» **WHAT TO DO**:
List the lines of this listing that hold the word "richtig".

» **DATA IN THIS EXERCISE**:
..........

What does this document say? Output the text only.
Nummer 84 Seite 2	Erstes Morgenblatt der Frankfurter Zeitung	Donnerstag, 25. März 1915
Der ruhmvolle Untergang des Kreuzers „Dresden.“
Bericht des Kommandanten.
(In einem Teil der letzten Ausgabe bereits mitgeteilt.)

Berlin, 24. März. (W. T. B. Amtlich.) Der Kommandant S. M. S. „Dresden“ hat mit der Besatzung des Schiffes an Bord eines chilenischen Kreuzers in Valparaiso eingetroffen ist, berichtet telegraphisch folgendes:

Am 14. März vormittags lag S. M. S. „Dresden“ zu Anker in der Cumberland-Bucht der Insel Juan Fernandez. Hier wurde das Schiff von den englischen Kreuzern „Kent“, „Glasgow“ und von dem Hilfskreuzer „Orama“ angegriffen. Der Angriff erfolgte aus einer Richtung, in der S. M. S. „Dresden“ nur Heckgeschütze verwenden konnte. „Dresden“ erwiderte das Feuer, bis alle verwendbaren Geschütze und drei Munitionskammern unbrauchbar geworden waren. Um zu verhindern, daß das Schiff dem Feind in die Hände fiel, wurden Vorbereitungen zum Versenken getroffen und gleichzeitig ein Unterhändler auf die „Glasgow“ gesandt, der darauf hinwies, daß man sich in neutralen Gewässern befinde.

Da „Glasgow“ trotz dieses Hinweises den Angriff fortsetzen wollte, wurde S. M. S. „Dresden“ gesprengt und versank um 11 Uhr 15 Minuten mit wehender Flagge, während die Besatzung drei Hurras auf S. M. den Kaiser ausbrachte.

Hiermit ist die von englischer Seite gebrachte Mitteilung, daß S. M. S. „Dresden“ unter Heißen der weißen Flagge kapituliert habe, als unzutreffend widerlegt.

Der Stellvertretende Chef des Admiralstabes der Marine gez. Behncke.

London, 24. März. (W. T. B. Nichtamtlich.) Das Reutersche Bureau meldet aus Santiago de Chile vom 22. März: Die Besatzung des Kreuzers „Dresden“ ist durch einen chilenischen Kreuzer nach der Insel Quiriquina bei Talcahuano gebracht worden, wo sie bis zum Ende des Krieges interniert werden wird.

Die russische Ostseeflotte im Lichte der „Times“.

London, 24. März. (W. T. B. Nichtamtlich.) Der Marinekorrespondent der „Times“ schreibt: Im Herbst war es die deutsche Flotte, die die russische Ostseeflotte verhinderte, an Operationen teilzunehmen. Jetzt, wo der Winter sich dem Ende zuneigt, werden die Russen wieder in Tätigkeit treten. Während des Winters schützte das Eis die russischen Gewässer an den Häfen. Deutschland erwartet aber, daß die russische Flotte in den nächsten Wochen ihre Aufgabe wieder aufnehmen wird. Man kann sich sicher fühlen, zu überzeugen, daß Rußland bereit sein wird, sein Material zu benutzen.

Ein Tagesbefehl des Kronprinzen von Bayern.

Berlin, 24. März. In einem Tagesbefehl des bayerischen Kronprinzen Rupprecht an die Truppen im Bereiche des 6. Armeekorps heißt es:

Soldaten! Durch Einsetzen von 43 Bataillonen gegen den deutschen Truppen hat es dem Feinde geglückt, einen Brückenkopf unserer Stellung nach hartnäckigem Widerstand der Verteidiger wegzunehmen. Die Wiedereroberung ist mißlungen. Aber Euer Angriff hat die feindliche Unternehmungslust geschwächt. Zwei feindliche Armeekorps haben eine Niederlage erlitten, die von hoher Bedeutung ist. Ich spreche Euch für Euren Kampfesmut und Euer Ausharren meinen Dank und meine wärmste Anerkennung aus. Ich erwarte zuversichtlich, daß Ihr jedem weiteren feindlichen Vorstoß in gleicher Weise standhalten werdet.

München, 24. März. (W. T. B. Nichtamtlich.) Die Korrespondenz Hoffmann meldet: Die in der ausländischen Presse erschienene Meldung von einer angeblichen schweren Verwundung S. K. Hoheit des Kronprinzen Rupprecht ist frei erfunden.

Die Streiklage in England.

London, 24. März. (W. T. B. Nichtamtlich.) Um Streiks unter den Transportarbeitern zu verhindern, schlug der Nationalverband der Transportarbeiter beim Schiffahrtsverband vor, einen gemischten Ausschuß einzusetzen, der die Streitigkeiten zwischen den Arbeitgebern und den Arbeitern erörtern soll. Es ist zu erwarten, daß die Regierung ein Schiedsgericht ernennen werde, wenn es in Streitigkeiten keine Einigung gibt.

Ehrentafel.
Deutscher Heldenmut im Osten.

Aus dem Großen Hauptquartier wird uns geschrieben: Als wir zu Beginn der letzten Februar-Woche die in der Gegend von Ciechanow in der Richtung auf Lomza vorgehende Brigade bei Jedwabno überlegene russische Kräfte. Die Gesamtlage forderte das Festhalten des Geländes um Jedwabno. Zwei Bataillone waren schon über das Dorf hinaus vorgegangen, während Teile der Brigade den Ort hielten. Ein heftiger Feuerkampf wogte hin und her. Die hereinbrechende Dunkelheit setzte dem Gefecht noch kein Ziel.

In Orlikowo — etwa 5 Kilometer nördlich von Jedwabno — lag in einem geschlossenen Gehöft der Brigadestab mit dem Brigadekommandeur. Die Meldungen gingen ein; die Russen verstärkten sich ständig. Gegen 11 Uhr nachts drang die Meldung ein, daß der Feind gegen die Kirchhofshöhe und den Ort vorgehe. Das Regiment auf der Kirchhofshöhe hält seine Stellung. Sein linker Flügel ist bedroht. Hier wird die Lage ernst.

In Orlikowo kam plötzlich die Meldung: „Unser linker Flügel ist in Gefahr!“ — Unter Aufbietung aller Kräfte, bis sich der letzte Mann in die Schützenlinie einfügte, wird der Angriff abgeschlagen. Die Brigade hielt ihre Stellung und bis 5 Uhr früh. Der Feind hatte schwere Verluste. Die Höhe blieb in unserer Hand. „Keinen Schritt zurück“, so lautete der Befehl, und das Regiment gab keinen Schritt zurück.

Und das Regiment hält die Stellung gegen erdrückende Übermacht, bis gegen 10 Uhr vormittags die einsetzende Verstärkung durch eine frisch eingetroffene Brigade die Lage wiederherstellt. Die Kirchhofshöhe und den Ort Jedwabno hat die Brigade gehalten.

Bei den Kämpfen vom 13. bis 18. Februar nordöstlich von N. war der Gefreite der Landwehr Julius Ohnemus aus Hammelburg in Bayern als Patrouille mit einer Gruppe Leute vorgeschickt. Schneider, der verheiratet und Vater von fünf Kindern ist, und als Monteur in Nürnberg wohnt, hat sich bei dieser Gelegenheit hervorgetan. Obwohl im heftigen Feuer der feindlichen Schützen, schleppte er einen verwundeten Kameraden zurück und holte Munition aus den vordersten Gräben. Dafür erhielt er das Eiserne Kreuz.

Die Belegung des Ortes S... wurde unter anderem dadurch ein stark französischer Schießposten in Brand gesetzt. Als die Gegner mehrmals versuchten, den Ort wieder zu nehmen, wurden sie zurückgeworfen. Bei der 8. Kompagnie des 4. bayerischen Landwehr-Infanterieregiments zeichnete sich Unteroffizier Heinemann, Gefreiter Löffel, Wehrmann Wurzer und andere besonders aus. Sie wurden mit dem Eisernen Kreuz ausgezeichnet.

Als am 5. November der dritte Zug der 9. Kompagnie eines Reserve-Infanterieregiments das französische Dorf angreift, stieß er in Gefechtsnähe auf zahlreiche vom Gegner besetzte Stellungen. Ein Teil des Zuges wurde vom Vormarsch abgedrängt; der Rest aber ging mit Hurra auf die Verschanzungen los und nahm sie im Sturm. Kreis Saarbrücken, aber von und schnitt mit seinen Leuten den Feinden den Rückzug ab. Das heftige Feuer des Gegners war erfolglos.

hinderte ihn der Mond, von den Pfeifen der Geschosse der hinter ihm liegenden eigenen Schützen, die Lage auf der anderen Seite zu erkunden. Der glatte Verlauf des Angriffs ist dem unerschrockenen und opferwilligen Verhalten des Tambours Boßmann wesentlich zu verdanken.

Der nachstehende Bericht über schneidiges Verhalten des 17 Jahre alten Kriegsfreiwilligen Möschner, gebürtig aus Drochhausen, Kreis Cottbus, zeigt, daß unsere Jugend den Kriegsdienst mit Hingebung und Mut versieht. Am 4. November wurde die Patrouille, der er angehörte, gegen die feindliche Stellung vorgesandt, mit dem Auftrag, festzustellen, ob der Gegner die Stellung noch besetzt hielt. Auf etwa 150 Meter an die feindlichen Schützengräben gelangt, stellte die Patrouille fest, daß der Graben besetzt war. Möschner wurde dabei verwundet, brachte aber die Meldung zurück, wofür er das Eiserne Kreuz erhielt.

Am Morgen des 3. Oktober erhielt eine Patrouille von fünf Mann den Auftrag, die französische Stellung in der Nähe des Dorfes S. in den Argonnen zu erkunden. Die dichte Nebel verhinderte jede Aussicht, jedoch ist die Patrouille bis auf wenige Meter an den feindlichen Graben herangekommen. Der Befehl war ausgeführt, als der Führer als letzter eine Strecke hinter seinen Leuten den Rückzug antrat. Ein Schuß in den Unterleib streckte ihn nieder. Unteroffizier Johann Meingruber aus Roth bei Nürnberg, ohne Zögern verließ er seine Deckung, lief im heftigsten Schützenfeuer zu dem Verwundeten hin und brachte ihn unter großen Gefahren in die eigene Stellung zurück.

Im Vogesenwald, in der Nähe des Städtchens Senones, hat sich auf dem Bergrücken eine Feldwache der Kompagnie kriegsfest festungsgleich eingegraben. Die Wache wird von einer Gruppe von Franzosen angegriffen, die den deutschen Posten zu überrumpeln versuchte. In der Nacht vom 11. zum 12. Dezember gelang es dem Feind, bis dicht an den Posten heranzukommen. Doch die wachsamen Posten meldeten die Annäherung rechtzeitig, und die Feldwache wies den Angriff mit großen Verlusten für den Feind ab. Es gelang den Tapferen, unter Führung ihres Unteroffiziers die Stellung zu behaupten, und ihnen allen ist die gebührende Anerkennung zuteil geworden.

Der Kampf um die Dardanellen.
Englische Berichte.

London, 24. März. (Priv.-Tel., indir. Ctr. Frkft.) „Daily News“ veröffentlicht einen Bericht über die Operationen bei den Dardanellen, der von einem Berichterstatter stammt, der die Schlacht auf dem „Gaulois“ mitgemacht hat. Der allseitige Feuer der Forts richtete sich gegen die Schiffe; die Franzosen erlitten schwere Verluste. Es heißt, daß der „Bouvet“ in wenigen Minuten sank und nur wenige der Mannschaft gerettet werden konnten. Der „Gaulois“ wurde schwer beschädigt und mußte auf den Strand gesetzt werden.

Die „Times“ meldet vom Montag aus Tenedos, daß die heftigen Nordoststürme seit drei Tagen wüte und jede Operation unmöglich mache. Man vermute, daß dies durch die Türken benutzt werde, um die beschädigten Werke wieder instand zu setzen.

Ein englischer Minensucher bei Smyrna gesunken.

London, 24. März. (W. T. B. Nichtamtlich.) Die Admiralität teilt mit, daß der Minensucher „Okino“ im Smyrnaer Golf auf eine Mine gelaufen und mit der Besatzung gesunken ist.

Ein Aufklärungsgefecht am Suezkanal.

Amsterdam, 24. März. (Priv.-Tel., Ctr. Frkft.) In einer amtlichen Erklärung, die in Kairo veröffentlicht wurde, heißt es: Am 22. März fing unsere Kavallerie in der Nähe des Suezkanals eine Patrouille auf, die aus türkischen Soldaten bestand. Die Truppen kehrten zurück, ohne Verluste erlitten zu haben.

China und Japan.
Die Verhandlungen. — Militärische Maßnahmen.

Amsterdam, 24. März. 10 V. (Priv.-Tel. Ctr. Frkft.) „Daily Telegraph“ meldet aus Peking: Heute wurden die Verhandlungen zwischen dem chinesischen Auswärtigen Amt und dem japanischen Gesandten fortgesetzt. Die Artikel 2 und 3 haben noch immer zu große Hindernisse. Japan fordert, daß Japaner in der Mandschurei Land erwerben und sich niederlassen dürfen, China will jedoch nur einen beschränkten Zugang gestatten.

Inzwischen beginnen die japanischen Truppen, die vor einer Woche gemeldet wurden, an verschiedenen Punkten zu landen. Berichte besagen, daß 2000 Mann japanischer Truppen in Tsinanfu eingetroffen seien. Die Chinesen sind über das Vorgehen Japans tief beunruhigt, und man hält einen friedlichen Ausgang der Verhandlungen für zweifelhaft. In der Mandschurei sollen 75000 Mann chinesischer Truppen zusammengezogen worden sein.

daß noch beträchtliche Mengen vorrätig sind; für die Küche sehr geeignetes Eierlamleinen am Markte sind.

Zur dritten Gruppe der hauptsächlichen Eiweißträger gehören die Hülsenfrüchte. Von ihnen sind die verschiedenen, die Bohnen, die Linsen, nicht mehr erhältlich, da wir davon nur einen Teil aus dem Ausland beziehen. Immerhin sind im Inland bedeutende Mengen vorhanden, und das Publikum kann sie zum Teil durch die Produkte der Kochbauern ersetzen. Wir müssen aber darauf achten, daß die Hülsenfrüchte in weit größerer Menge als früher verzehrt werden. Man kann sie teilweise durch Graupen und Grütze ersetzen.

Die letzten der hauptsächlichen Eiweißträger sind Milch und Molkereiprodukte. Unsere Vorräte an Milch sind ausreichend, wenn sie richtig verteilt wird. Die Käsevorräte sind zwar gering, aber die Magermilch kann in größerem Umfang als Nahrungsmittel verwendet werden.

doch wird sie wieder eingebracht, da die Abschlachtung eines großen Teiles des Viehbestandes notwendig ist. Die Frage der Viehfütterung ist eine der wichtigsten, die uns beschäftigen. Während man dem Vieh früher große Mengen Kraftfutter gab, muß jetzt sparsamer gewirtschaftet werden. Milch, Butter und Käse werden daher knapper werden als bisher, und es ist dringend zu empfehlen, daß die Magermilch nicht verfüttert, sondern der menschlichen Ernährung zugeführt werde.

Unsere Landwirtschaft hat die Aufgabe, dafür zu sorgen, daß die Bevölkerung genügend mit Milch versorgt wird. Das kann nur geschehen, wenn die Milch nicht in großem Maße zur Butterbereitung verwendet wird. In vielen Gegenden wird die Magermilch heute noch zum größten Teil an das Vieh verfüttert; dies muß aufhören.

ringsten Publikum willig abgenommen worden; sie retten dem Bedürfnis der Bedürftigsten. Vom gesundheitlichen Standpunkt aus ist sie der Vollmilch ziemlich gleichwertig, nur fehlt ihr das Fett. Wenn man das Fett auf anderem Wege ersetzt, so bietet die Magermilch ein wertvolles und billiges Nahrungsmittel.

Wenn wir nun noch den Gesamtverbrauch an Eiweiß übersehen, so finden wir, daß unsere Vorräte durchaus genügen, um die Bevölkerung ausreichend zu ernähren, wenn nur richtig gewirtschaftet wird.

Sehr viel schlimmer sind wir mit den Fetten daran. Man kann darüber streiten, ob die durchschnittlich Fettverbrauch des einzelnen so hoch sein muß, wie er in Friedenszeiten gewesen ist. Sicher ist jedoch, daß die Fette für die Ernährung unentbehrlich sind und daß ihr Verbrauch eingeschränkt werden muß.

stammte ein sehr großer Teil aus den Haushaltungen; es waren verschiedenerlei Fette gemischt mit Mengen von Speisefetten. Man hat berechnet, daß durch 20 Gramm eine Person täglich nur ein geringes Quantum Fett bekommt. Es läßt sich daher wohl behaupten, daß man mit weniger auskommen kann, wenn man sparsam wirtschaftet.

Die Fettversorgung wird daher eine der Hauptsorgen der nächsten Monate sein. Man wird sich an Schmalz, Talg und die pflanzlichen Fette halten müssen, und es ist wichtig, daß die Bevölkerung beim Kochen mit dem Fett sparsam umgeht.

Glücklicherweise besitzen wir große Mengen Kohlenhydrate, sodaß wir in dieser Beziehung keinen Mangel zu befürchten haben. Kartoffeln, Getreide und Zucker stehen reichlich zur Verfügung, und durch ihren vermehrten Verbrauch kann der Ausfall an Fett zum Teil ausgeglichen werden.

..........

» **THE COMPLETED TASK**:
Die letzten der hauptsächlichen Eiweißträger sind Milch und Molkereiprodukte. Unsere Vorräte an Milch sind ausreichend, wenn sie richtig verteilt wird. Die Käsevorräte sind zwar gering, aber die Magermilch kann in größerem Umfang als Nahrungsmittel verwendet werden.
Wenn wir nun noch den Gesamtverbrauch an Eiweiß übersehen, so finden wir, daß unsere Vorräte durchaus genügen, um die Bevölkerung ausreichend zu ernähren, wenn nur richtig gewirtschaftet wird.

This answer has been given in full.